▶ **Exercise**
Print the listing below again. Change nothing.

▶ **Extracted records**
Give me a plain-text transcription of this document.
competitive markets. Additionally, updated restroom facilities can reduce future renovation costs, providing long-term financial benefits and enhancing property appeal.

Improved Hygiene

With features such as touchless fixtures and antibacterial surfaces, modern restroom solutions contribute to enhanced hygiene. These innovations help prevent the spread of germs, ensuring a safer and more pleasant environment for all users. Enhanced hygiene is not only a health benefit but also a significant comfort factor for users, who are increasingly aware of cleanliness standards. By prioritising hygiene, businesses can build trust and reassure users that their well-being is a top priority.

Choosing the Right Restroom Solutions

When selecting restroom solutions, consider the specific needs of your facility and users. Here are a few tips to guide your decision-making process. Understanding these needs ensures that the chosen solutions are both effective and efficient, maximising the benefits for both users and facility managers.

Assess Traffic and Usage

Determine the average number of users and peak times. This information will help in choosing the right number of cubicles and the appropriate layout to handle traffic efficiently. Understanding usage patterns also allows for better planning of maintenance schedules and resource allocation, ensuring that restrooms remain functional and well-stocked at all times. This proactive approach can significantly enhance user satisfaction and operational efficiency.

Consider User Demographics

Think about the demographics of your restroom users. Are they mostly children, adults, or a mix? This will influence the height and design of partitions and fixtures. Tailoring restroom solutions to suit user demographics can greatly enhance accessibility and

▶ **Exercise result**
Give me a plain-text transcription of this document.
competitive markets. Additionally, updated restroom facilities can reduce future renovation costs, providing long-term financial benefits and enhancing property appeal.

Improved Hygiene

With features such as touchless fixtures and antibacterial surfaces, modern restroom solutions contribute to enhanced hygiene. These innovations help prevent the spread of germs, ensuring a safer and more pleasant environment for all users. Enhanced hygiene is not only a health benefit but also a significant comfort factor for users, who are increasingly aware of cleanliness standards. By prioritising hygiene, businesses can build trust and reassure users that their well-being is a top priority.

Choosing the Right Restroom Solutions

When selecting restroom solutions, consider the specific needs of your facility and users. Here are a few tips to guide your decision-making process. Understanding these needs ensures that the chosen solutions are both effective and efficient, maximising the benefits for both users and facility managers.

Assess Traffic and Usage

Determine the average number of users and peak times. This information will help in choosing the right number of cubicles and the appropriate layout to handle traffic efficiently. Understanding usage patterns also allows for better planning of maintenance schedules and resource allocation, ensuring that restrooms remain functional and well-stocked at all times. This proactive approach can significantly enhance user satisfaction and operational efficiency.

Consider User Demographics

Think about the demographics of your restroom users. Are they mostly children, adults, or a mix? This will influence the height and design of partitions and fixtures. Tailoring restroom solutions to suit user demographics can greatly enhance accessibility and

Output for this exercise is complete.